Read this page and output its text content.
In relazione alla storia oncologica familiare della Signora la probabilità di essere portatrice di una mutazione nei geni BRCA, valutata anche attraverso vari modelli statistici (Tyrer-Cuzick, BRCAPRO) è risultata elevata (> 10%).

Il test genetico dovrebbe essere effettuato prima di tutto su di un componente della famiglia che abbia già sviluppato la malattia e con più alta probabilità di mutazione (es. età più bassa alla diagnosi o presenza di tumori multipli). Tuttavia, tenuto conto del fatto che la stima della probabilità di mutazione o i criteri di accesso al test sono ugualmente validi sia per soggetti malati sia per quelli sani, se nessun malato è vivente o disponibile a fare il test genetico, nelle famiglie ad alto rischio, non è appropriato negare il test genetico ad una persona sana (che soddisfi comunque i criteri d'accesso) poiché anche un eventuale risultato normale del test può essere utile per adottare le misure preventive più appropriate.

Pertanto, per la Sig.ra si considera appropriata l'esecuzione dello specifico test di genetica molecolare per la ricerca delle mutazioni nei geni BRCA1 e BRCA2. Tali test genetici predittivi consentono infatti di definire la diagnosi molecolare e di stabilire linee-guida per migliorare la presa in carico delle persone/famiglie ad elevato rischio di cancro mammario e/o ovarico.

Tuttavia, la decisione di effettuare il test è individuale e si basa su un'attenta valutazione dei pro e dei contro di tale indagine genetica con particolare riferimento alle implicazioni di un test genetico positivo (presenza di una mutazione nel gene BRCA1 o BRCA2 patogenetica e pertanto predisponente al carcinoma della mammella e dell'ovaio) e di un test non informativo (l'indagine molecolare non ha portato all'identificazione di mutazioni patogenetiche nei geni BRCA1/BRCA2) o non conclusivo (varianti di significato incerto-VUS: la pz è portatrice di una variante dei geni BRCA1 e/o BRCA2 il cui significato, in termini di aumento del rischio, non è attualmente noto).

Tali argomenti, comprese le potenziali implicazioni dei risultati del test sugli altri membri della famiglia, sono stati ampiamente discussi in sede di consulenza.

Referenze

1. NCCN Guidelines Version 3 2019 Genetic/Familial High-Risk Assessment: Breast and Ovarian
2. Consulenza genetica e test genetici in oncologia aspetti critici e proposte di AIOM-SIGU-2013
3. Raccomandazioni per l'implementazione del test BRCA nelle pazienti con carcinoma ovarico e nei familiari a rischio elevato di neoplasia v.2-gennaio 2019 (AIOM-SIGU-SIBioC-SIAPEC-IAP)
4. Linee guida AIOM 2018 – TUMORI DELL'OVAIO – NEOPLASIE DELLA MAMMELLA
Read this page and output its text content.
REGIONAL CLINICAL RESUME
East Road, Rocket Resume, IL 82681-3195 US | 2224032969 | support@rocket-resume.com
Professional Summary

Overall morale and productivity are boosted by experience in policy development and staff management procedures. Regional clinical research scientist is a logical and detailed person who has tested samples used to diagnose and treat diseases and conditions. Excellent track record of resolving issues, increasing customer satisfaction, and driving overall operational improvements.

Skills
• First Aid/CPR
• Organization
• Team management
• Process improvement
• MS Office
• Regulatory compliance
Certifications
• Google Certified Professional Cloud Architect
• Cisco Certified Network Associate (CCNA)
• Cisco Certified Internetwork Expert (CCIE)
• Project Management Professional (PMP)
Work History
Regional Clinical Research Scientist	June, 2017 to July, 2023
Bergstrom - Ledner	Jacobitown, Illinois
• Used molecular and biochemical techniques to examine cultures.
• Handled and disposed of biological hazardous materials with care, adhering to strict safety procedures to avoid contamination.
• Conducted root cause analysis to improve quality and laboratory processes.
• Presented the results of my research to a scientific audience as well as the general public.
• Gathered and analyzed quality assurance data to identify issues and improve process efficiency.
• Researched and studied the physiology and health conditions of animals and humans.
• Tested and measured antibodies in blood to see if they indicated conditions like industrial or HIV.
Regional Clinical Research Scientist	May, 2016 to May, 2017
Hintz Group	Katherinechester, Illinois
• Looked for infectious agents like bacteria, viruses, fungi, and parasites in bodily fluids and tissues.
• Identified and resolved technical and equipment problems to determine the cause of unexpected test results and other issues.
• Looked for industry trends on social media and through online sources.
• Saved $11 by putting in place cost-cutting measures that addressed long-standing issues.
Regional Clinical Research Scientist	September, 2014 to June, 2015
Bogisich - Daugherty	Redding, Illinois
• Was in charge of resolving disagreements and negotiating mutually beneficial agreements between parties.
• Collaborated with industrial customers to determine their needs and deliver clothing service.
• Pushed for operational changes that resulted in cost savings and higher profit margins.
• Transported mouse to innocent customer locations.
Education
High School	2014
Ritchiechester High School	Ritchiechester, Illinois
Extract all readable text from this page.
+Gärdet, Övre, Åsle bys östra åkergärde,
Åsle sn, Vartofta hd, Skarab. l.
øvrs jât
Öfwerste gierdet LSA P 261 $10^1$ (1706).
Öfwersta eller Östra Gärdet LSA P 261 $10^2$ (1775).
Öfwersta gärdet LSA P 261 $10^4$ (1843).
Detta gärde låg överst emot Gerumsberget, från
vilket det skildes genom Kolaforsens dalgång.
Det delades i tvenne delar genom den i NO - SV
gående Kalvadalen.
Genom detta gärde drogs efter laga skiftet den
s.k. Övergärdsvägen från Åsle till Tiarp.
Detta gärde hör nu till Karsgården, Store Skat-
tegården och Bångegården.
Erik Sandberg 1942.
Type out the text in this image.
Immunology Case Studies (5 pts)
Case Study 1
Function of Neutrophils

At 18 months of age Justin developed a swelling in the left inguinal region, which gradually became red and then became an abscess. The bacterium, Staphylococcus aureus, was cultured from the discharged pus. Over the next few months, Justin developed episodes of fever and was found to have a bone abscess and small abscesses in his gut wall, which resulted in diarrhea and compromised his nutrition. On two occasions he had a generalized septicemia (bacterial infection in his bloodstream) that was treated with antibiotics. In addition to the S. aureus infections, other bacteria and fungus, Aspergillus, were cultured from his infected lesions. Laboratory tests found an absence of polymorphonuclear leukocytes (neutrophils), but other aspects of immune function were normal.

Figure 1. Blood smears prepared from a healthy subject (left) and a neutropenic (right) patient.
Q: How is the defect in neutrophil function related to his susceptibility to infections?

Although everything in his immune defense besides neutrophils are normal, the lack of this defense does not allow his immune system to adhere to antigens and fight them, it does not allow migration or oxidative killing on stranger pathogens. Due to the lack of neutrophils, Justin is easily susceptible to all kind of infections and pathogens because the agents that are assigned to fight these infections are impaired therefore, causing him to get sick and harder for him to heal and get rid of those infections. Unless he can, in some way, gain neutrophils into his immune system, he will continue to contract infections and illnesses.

**Work required**
All entries must be repeated exactly.

**Expected answer**
Read this page and output its text content.
In relazione alla storia oncologica familiare della Signora la probabilità di essere portatrice di una mutazione nei geni BRCA, valutata anche attraverso vari modelli statistici (Tyrer-Cuzick, BRCAPRO) è risultata elevata (> 10%).

Il test genetico dovrebbe essere effettuato prima di tutto su di un componente della famiglia che abbia già sviluppato la malattia e con più alta probabilità di mutazione (es. età più bassa alla diagnosi o presenza di tumori multipli). Tuttavia, tenuto conto del fatto che la stima della probabilità di mutazione o i criteri di accesso al test sono ugualmente validi sia per soggetti malati sia per quelli sani, se nessun malato è vivente o disponibile a fare il test genetico, nelle famiglie ad alto rischio, non è appropriato negare il test genetico ad una persona sana (che soddisfi comunque i criteri d'accesso) poiché anche un eventuale risultato normale del test può essere utile per adottare le misure preventive più appropriate.

Pertanto, per la Sig.ra si considera appropriata l'esecuzione dello specifico test di genetica molecolare per la ricerca delle mutazioni nei geni BRCA1 e BRCA2. Tali test genetici predittivi consentono infatti di definire la diagnosi molecolare e di stabilire linee-guida per migliorare la presa in carico delle persone/famiglie ad elevato rischio di cancro mammario e/o ovarico.

Tuttavia, la decisione di effettuare il test è individuale e si basa su un'attenta valutazione dei pro e dei contro di tale indagine genetica con particolare riferimento alle implicazioni di un test genetico positivo (presenza di una mutazione nel gene BRCA1 o BRCA2 patogenetica e pertanto predisponente al carcinoma della mammella e dell'ovaio) e di un test non informativo (l'indagine molecolare non ha portato all'identificazione di mutazioni patogenetiche nei geni BRCA1/BRCA2) o non conclusivo (varianti di significato incerto-VUS: la pz è portatrice di una variante dei geni BRCA1 e/o BRCA2 il cui significato, in termini di aumento del rischio, non è attualmente noto).

Tali argomenti, comprese le potenziali implicazioni dei risultati del test sugli altri membri della famiglia, sono stati ampiamente discussi in sede di consulenza.

Referenze

1. NCCN Guidelines Version 3 2019 Genetic/Familial High-Risk Assessment: Breast and Ovarian
2. Consulenza genetica e test genetici in oncologia aspetti critici e proposte di AIOM-SIGU-2013
3. Raccomandazioni per l'implementazione del test BRCA nelle pazienti con carcinoma ovarico e nei familiari a rischio elevato di neoplasia v.2-gennaio 2019 (AIOM-SIGU-SIBioC-SIAPEC-IAP)
4. Linee guida AIOM 2018 – TUMORI DELL'OVAIO – NEOPLASIE DELLA MAMMELLA
Read this page and output its text content.
REGIONAL CLINICAL RESUME
East Road, Rocket Resume, IL 82681-3195 US | 2224032969 | support@rocket-resume.com
Professional Summary

Overall morale and productivity are boosted by experience in policy development and staff management procedures. Regional clinical research scientist is a logical and detailed person who has tested samples used to diagnose and treat diseases and conditions. Excellent track record of resolving issues, increasing customer satisfaction, and driving overall operational improvements.

Skills
• First Aid/CPR
• Organization
• Team management
• Process improvement
• MS Office
• Regulatory compliance
Certifications
• Google Certified Professional Cloud Architect
• Cisco Certified Network Associate (CCNA)
• Cisco Certified Internetwork Expert (CCIE)
• Project Management Professional (PMP)
Work History
Regional Clinical Research Scientist	June, 2017 to July, 2023
Bergstrom - Ledner	Jacobitown, Illinois
• Used molecular and biochemical techniques to examine cultures.
• Handled and disposed of biological hazardous materials with care, adhering to strict safety procedures to avoid contamination.
• Conducted root cause analysis to improve quality and laboratory processes.
• Presented the results of my research to a scientific audience as well as the general public.
• Gathered and analyzed quality assurance data to identify issues and improve process efficiency.
• Researched and studied the physiology and health conditions of animals and humans.
• Tested and measured antibodies in blood to see if they indicated conditions like industrial or HIV.
Regional Clinical Research Scientist	May, 2016 to May, 2017
Hintz Group	Katherinechester, Illinois
• Looked for infectious agents like bacteria, viruses, fungi, and parasites in bodily fluids and tissues.
• Identified and resolved technical and equipment problems to determine the cause of unexpected test results and other issues.
• Looked for industry trends on social media and through online sources.
• Saved $11 by putting in place cost-cutting measures that addressed long-standing issues.
Regional Clinical Research Scientist	September, 2014 to June, 2015
Bogisich - Daugherty	Redding, Illinois
• Was in charge of resolving disagreements and negotiating mutually beneficial agreements between parties.
• Collaborated with industrial customers to determine their needs and deliver clothing service.
• Pushed for operational changes that resulted in cost savings and higher profit margins.
• Transported mouse to innocent customer locations.
Education
High School	2014
Ritchiechester High School	Ritchiechester, Illinois
Extract all readable text from this page.
+Gärdet, Övre, Åsle bys östra åkergärde,
Åsle sn, Vartofta hd, Skarab. l.
øvrs jât
Öfwerste gierdet LSA P 261 $10^1$ (1706).
Öfwersta eller Östra Gärdet LSA P 261 $10^2$ (1775).
Öfwersta gärdet LSA P 261 $10^4$ (1843).
Detta gärde låg överst emot Gerumsberget, från
vilket det skildes genom Kolaforsens dalgång.
Det delades i tvenne delar genom den i NO - SV
gående Kalvadalen.
Genom detta gärde drogs efter laga skiftet den
s.k. Övergärdsvägen från Åsle till Tiarp.
Detta gärde hör nu till Karsgården, Store Skat-
tegården och Bångegården.
Erik Sandberg 1942.
Type out the text in this image.
Immunology Case Studies (5 pts)
Case Study 1
Function of Neutrophils

At 18 months of age Justin developed a swelling in the left inguinal region, which gradually became red and then became an abscess. The bacterium, Staphylococcus aureus, was cultured from the discharged pus. Over the next few months, Justin developed episodes of fever and was found to have a bone abscess and small abscesses in his gut wall, which resulted in diarrhea and compromised his nutrition. On two occasions he had a generalized septicemia (bacterial infection in his bloodstream) that was treated with antibiotics. In addition to the S. aureus infections, other bacteria and fungus, Aspergillus, were cultured from his infected lesions. Laboratory tests found an absence of polymorphonuclear leukocytes (neutrophils), but other aspects of immune function were normal.

Figure 1. Blood smears prepared from a healthy subject (left) and a neutropenic (right) patient.
Q: How is the defect in neutrophil function related to his susceptibility to infections?

Although everything in his immune defense besides neutrophils are normal, the lack of this defense does not allow his immune system to adhere to antigens and fight them, it does not allow migration or oxidative killing on stranger pathogens. Due to the lack of neutrophils, Justin is easily susceptible to all kind of infections and pathogens because the agents that are assigned to fight these infections are impaired therefore, causing him to get sick and harder for him to heal and get rid of those infections. Unless he can, in some way, gain neutrophils into his immune system, he will continue to contract infections and illnesses.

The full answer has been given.